Using the information -
A – In the extract on inflation and IT vendors, give the stretch from "The ITO market, on" through "with cost containment." again, swapping "divestments" for "spin-offs".
B – According to the extract on inflation and IT vendors, for how long has inflation been largely dormant as a business risk?

Extract provided -
ITO contracts have had a somewhat longer evolution, starting as multiyear deals where vendors could reap greater profits as operating costs declined due to the increased automation of the overall monitoring and maintenance. These contracts then moved to shorter-term durations and, more recently, have stipulated cost decreases over time such that any operating costs savings created by the vendor are passed along, or at least shared with, the customer. The ITO market has likewise seen a shift or rebranding of these customer offers into infrastructure managed services to pivot the contract model to be more in line with SaaS constructs.

When inflation was last a top-of-mind economic consideration, most IT was on premises and operated by company personnel. TBR seriously doubts strategic scenario planning for these new subscription consumption models prior to perhaps late 2020 anticipated the current inflationary levels and their potential operating impact.

What is the immediate inflationary risk to XaaS and ITO business models?

SaaS models take several years to generate profit in what is variously described as the flywheel effect or the force multiplier effect. Increased labor and utility costs beyond forecast and tethered to long-term contracts will add several percentage points of operating costs to these models. In this sense, the newer the SaaS operating model the less risk it will have to cost structure as it has less renewed revenue. TBR expects the more mature the SaaS model, and greater amount of accrued or committed revenue, the more adverse the bottom-line operating impact.

The ITO market, on the other hand, has shown persistent declines, resulting in consolidations and divestments to profitably manage eroding streams traditional ITO vendors seek to convert into managed services agreements. The inflation impact on costing will amplify the need to infuse these business practices with more automated capabilities or increased low-cost (typically offshore) labor as offsets. Still, the operating profit declines in this space will likely worsen unless vendors seek to negotiate incremental cost increases that customers may or may not be willing to accept based on their own issues with cost containment.

What go-forward tactics are in the technology vendor toolbox to mitigate inflationary impact?

Inflation is not new, but the operating models prevalent now were not around when we last experienced it. Business strategists still have a blend of initiatives they can embrace to preserve their operating models and their customer relationships:

  1. Market education: Transparent declarations on the cost impacts to the vendor business and any suggestions of sharing the burden with customers can preserve customer loyalty.
  2. Customer research in existing brand perception. The XaaS Pricing team has a very good blog outlining the Van Westendorp Price Sensitivity Meter and its applicability setting B2B SaaS pricing strategy. That research methodology can assist vendors in level setting where they stand with customers on the value perception and give pricing strategists a line of sight into how much room they have within their brand perception for implementing price increases.
  3. New contract language for price increases: The historic quiet period on inflation, coupled with the innate reality within technology of “faster, better, cheaper,” has customers expecting price reductions for IT that will require true customer education around inflation as an offset to those prevailing market expectations. This will not help with the inflationary impacts on the existing contracts that must be honored, but can establish a new go-forward pricing model that can take into account a business risk largely dormant for the better part of 40 years.

Inflation as a business risk will persist for the foreseeable future. TBR will be assessing it closely as public companies report their earnings and release their financial filing documents.

The data -
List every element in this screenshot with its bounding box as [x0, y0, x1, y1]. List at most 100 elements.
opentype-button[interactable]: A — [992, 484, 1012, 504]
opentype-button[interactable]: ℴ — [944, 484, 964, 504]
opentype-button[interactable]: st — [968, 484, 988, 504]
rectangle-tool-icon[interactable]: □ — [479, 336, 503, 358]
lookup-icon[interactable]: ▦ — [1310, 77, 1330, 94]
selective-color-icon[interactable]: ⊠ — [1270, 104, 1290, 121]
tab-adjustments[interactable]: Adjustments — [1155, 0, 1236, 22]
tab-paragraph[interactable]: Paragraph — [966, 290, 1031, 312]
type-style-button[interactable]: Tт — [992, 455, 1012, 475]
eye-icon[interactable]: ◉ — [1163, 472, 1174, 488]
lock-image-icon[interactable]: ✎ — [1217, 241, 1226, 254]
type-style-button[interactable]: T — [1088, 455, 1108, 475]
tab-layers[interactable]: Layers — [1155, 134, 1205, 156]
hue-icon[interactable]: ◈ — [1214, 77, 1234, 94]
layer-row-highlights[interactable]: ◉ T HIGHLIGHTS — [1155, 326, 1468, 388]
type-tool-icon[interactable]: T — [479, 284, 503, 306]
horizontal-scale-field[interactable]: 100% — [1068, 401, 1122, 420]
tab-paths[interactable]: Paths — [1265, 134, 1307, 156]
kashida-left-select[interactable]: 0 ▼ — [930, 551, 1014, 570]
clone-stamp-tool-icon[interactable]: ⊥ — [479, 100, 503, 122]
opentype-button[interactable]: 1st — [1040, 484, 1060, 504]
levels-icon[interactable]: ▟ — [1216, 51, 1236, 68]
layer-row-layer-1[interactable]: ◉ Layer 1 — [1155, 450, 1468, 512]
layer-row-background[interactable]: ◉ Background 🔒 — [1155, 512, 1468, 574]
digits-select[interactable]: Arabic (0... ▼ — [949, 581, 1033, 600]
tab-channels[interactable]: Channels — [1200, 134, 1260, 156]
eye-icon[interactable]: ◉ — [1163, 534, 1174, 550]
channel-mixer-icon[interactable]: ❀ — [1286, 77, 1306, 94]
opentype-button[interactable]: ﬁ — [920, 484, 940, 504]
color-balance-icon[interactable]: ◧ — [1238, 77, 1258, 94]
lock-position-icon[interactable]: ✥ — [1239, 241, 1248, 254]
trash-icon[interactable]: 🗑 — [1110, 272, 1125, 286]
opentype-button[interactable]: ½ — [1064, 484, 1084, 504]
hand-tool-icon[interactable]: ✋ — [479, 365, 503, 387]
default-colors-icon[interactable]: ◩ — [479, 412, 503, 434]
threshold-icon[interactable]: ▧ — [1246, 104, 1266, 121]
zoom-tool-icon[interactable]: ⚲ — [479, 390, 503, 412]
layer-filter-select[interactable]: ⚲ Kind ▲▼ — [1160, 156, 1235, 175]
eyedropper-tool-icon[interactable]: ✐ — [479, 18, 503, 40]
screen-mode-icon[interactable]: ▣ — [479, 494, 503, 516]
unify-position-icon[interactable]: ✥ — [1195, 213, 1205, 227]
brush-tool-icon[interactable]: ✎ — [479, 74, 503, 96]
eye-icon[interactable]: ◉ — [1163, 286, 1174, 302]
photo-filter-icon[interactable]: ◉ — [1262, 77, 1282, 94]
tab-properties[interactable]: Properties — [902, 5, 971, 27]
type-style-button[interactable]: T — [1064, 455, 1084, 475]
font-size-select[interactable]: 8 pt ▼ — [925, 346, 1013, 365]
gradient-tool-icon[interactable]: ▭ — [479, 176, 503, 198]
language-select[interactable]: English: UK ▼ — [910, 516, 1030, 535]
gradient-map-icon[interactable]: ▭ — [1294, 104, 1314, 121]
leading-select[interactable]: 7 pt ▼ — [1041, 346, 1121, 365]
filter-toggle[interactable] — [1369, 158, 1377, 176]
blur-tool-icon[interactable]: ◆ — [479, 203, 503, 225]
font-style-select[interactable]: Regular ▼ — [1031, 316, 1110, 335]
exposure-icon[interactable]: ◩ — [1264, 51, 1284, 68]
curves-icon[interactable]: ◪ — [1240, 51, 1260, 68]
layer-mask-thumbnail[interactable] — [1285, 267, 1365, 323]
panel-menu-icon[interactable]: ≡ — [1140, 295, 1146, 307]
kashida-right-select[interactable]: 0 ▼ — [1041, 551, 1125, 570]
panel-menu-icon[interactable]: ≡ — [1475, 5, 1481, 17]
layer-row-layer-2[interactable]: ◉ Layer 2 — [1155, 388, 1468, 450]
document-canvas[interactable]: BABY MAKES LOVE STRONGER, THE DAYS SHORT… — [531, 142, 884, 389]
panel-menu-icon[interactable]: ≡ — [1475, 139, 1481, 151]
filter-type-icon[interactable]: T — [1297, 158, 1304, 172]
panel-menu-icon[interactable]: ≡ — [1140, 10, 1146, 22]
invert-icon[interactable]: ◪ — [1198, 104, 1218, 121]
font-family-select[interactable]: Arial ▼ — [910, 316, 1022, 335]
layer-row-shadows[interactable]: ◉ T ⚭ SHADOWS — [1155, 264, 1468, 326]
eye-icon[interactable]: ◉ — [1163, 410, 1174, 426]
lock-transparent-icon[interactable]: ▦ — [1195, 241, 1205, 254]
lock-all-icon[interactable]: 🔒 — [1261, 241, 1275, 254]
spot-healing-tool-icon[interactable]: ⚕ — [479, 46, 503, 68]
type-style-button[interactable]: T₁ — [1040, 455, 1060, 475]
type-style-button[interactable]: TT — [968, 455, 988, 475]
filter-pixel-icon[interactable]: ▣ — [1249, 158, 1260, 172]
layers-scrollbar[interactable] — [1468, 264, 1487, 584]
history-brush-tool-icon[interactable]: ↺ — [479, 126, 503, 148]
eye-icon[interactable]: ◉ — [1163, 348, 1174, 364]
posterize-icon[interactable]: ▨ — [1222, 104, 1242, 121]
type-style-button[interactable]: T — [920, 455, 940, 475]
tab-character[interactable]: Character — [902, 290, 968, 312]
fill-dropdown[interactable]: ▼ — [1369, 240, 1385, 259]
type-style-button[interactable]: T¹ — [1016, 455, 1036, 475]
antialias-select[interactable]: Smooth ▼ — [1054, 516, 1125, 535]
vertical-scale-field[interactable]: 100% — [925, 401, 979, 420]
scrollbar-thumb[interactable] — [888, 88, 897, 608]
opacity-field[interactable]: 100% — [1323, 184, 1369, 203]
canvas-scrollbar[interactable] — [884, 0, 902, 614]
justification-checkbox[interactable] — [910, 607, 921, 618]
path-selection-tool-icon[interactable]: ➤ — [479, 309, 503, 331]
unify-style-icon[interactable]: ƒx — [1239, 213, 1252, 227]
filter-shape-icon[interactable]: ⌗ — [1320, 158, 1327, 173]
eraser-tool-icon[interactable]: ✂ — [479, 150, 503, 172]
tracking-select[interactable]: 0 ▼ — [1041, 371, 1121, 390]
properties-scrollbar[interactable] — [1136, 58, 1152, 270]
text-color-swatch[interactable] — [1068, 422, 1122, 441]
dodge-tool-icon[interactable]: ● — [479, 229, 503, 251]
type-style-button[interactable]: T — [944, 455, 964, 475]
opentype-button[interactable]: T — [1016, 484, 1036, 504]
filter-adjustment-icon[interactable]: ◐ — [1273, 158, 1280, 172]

Answers by item number -
A –
The ITO market, on the other hand, has shown persistent declines, resulting in consolidations and spin-offs to profitably manage eroding streams traditional ITO vendors seek to convert into managed services agreements. The inflation impact on costing will amplify the need to infuse these business practices with more automated capabilities or increased low-cost (typically offshore) labor as offsets. Still, the operating profit declines in this space will likely worsen unless vendors seek to negotiate incremental cost increases that customers may or may not be willing to accept based on their own issues with cost containment.

B – The better part of 40 years.